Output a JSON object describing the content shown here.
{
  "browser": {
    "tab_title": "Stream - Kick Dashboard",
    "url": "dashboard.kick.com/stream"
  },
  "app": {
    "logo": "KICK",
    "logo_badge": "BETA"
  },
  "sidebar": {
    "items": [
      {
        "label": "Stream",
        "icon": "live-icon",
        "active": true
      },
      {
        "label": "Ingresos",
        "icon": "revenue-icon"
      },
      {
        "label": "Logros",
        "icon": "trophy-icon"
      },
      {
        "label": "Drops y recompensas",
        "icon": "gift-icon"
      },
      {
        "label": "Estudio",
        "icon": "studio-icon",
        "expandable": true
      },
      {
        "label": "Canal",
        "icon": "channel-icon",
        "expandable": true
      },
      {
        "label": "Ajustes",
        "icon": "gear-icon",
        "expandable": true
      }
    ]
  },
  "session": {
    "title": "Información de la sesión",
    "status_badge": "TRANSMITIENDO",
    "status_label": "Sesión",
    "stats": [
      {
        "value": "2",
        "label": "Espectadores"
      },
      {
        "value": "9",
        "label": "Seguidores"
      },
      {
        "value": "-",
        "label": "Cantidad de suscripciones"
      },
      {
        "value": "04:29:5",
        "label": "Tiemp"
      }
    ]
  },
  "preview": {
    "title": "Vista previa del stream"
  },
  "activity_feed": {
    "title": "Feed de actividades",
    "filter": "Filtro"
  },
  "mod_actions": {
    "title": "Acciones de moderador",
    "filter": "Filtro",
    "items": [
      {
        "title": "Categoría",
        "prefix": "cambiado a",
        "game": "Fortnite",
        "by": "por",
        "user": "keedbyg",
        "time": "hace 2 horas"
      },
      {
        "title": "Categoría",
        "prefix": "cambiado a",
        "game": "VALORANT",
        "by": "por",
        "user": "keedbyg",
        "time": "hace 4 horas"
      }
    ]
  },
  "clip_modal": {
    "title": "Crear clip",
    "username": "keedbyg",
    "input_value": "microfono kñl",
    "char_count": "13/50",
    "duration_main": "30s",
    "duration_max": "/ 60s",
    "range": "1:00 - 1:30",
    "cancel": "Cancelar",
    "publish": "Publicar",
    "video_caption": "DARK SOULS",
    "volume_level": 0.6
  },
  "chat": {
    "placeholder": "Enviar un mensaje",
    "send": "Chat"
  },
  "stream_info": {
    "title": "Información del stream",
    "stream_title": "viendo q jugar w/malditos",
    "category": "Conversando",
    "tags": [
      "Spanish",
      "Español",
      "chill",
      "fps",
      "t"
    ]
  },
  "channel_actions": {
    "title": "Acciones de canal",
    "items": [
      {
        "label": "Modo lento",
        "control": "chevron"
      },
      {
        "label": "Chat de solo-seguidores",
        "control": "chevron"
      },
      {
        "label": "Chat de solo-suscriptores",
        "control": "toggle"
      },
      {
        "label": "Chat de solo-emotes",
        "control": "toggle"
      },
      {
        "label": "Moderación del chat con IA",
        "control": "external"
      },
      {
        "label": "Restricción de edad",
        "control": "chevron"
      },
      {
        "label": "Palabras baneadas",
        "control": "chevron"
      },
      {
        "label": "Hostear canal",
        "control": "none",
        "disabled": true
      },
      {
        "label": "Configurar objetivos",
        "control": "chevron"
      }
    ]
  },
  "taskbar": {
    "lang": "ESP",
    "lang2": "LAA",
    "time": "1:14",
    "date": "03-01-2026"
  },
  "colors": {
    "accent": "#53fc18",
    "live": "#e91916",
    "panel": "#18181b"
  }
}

===

• [What to do] Output the data above exactly, please, line for line.

• [Worked answer]
Output a JSON object describing the content shown here.
{
  "browser": {
    "tab_title": "Stream - Kick Dashboard",
    "url": "dashboard.kick.com/stream"
  },
  "app": {
    "logo": "KICK",
    "logo_badge": "BETA"
  },
  "sidebar": {
    "items": [
      {
        "label": "Stream",
        "icon": "live-icon",
        "active": true
      },
      {
        "label": "Ingresos",
        "icon": "revenue-icon"
      },
      {
        "label": "Logros",
        "icon": "trophy-icon"
      },
      {
        "label": "Drops y recompensas",
        "icon": "gift-icon"
      },
      {
        "label": "Estudio",
        "icon": "studio-icon",
        "expandable": true
      },
      {
        "label": "Canal",
        "icon": "channel-icon",
        "expandable": true
      },
      {
        "label": "Ajustes",
        "icon": "gear-icon",
        "expandable": true
      }
    ]
  },
  "session": {
    "title": "Información de la sesión",
    "status_badge": "TRANSMITIENDO",
    "status_label": "Sesión",
    "stats": [
      {
        "value": "2",
        "label": "Espectadores"
      },
      {
        "value": "9",
        "label": "Seguidores"
      },
      {
        "value": "-",
        "label": "Cantidad de suscripciones"
      },
      {
        "value": "04:29:5",
        "label": "Tiemp"
      }
    ]
  },
  "preview": {
    "title": "Vista previa del stream"
  },
  "activity_feed": {
    "title": "Feed de actividades",
    "filter": "Filtro"
  },
  "mod_actions": {
    "title": "Acciones de moderador",
    "filter": "Filtro",
    "items": [
      {
        "title": "Categoría",
        "prefix": "cambiado a",
        "game": "Fortnite",
        "by": "por",
        "user": "keedbyg",
        "time": "hace 2 horas"
      },
      {
        "title": "Categoría",
        "prefix": "cambiado a",
        "game": "VALORANT",
        "by": "por",
        "user": "keedbyg",
        "time": "hace 4 horas"
      }
    ]
  },
  "clip_modal": {
    "title": "Crear clip",
    "username": "keedbyg",
    "input_value": "microfono kñl",
    "char_count": "13/50",
    "duration_main": "30s",
    "duration_max": "/ 60s",
    "range": "1:00 - 1:30",
    "cancel": "Cancelar",
    "publish": "Publicar",
    "video_caption": "DARK SOULS",
    "volume_level": 0.6
  },
  "chat": {
    "placeholder": "Enviar un mensaje",
    "send": "Chat"
  },
  "stream_info": {
    "title": "Información del stream",
    "stream_title": "viendo q jugar w/malditos",
    "category": "Conversando",
    "tags": [
      "Spanish",
      "Español",
      "chill",
      "fps",
      "t"
    ]
  },
  "channel_actions": {
    "title": "Acciones de canal",
    "items": [
      {
        "label": "Modo lento",
        "control": "chevron"
      },
      {
        "label": "Chat de solo-seguidores",
        "control": "chevron"
      },
      {
        "label": "Chat de solo-suscriptores",
        "control": "toggle"
      },
      {
        "label": "Chat de solo-emotes",
        "control": "toggle"
      },
      {
        "label": "Moderación del chat con IA",
        "control": "external"
      },
      {
        "label": "Restricción de edad",
        "control": "chevron"
      },
      {
        "label": "Palabras baneadas",
        "control": "chevron"
      },
      {
        "label": "Hostear canal",
        "control": "none",
        "disabled": true
      },
      {
        "label": "Configurar objetivos",
        "control": "chevron"
      }
    ]
  },
  "taskbar": {
    "lang": "ESP",
    "lang2": "LAA",
    "time": "1:14",
    "date": "03-01-2026"
  },
  "colors": {
    "accent": "#53fc18",
    "live": "#e91916",
    "panel": "#18181b"
  }
}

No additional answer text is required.